Problem description -
Below are records; count the lines that contain "Hide" and give only the total.
— BEGIN Material shown —
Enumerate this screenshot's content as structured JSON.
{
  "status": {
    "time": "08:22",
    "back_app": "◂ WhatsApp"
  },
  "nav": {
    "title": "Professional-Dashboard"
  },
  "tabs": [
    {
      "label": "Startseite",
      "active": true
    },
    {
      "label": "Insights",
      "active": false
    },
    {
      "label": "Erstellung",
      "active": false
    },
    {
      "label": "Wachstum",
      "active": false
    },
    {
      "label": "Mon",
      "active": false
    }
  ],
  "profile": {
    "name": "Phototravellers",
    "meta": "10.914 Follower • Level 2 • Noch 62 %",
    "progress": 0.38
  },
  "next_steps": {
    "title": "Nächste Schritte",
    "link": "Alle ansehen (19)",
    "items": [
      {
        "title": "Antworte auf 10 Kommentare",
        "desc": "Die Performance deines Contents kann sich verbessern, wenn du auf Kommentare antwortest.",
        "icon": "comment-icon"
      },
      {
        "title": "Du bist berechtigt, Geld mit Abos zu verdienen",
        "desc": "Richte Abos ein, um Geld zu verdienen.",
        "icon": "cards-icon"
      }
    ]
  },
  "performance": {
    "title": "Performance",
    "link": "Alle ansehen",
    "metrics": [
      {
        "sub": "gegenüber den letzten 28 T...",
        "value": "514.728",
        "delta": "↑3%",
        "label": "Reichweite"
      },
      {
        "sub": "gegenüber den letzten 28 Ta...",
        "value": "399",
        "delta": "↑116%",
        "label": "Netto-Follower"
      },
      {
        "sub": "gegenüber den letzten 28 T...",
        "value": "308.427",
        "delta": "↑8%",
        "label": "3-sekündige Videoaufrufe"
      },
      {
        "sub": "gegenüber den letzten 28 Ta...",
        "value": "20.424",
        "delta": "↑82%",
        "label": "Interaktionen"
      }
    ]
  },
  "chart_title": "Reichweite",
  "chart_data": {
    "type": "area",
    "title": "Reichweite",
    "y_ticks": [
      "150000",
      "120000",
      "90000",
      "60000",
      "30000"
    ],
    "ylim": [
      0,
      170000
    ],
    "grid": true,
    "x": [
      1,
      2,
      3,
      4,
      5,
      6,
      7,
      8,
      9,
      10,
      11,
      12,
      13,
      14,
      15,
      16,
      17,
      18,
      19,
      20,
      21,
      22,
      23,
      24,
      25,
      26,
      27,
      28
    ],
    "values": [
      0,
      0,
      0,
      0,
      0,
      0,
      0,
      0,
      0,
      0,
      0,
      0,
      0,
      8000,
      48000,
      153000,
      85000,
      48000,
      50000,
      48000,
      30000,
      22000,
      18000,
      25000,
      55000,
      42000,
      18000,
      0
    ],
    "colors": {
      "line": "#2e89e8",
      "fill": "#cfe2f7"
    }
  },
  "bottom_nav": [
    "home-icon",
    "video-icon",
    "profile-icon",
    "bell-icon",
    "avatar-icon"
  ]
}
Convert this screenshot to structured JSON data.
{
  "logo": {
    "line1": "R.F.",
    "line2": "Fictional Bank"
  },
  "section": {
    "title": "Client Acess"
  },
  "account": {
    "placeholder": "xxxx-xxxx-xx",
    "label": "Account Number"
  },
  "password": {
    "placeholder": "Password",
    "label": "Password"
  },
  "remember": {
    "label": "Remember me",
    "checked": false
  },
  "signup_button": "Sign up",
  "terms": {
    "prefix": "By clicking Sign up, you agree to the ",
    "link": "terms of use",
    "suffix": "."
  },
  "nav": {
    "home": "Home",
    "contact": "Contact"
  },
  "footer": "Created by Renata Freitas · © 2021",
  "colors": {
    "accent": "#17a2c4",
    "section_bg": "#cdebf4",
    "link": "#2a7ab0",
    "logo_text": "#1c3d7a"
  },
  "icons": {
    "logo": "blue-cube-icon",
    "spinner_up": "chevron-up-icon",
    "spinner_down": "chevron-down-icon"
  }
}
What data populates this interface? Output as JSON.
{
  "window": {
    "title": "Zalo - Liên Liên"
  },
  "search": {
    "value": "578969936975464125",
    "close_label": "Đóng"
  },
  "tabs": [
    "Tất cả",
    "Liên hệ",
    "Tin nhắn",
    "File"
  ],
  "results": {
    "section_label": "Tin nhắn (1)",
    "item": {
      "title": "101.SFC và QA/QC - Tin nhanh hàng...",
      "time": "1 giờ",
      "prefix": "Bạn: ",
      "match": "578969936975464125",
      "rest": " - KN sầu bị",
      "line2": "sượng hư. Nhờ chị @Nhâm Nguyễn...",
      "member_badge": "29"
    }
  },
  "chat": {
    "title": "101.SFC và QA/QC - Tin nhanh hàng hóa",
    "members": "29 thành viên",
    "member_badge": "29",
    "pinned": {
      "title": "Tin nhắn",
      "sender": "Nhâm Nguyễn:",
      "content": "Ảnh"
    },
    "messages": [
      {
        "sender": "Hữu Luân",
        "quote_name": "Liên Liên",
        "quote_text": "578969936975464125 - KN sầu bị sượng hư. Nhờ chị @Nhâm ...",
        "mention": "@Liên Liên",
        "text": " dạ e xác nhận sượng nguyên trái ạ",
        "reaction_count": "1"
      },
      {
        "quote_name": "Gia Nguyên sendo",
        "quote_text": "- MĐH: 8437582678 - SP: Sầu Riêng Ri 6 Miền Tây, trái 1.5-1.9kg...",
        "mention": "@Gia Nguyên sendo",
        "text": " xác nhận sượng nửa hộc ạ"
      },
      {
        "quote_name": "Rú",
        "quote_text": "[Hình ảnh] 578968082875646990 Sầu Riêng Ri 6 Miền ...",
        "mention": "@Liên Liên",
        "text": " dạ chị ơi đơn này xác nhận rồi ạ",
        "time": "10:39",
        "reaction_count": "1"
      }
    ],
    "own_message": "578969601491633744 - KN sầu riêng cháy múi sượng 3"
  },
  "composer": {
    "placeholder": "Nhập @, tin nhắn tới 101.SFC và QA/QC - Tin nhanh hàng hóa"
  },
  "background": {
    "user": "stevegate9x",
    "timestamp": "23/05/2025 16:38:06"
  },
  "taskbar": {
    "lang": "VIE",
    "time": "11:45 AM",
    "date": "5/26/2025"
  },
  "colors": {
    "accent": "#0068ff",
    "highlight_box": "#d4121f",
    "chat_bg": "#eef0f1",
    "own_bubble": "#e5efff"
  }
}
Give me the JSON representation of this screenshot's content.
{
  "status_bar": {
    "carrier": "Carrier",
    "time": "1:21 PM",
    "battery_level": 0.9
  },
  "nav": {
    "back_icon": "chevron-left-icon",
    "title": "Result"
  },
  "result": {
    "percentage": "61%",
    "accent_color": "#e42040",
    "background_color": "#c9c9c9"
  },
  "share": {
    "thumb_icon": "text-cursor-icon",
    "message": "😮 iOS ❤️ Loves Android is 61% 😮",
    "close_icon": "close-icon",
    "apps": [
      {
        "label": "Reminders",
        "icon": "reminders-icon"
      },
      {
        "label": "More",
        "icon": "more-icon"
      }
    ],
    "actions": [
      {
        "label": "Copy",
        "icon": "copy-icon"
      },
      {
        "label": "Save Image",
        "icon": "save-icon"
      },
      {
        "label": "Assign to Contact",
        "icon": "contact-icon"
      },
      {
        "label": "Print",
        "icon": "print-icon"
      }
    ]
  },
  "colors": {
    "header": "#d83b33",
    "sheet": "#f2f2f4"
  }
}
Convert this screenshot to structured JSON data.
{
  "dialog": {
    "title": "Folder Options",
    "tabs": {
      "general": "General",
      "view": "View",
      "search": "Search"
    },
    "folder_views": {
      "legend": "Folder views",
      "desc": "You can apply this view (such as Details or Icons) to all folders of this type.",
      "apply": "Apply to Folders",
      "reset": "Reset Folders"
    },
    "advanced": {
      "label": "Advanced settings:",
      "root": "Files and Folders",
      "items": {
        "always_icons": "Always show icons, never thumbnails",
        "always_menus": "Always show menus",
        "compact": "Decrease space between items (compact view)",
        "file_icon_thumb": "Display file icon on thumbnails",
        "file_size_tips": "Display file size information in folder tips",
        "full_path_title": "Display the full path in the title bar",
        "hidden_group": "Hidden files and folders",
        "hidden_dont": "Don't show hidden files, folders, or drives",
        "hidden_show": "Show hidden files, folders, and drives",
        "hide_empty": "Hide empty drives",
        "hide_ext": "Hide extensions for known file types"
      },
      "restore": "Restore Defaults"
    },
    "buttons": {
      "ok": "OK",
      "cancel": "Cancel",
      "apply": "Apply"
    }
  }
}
— END Material shown —
Exercise result -
2